>> START

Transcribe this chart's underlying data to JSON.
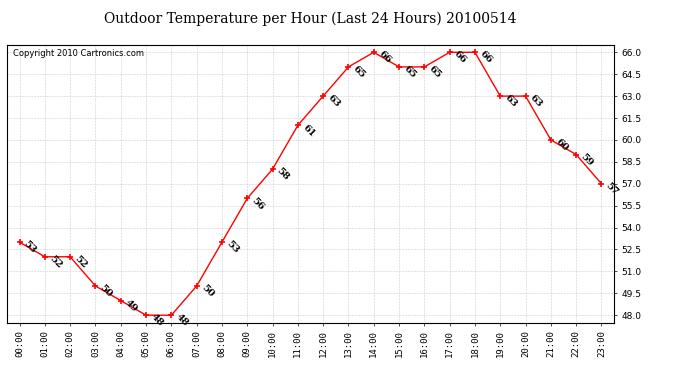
{
  "title": "Outdoor Temperature per Hour (Last 24 Hours) 20100514",
  "copyright": "Copyright 2010 Cartronics.com",
  "hours": [
    "00:00",
    "01:00",
    "02:00",
    "03:00",
    "04:00",
    "05:00",
    "06:00",
    "07:00",
    "08:00",
    "09:00",
    "10:00",
    "11:00",
    "12:00",
    "13:00",
    "14:00",
    "15:00",
    "16:00",
    "17:00",
    "18:00",
    "19:00",
    "20:00",
    "21:00",
    "22:00",
    "23:00"
  ],
  "values": [
    53,
    52,
    52,
    50,
    49,
    48,
    48,
    50,
    53,
    56,
    58,
    61,
    63,
    65,
    66,
    65,
    65,
    66,
    66,
    63,
    63,
    60,
    59,
    57
  ],
  "ylim": [
    47.5,
    66.5
  ],
  "yticks": [
    48.0,
    49.5,
    51.0,
    52.5,
    54.0,
    55.5,
    57.0,
    58.5,
    60.0,
    61.5,
    63.0,
    64.5,
    66.0
  ],
  "line_color": "red",
  "marker": "+",
  "marker_size": 5,
  "marker_color": "red",
  "bg_color": "white",
  "grid_color": "#cccccc",
  "label_fontsize": 7,
  "title_fontsize": 10,
  "copyright_fontsize": 6,
  "xtick_fontsize": 6.5,
  "ytick_fontsize": 6.5
}
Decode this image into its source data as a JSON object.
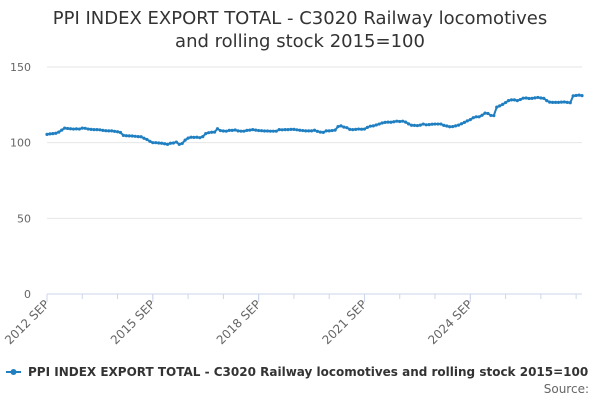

>> END

* **Work to complete**: Report the count of lines in the entries that contain the string "data", and nothing besides it.

* **Full output**: 2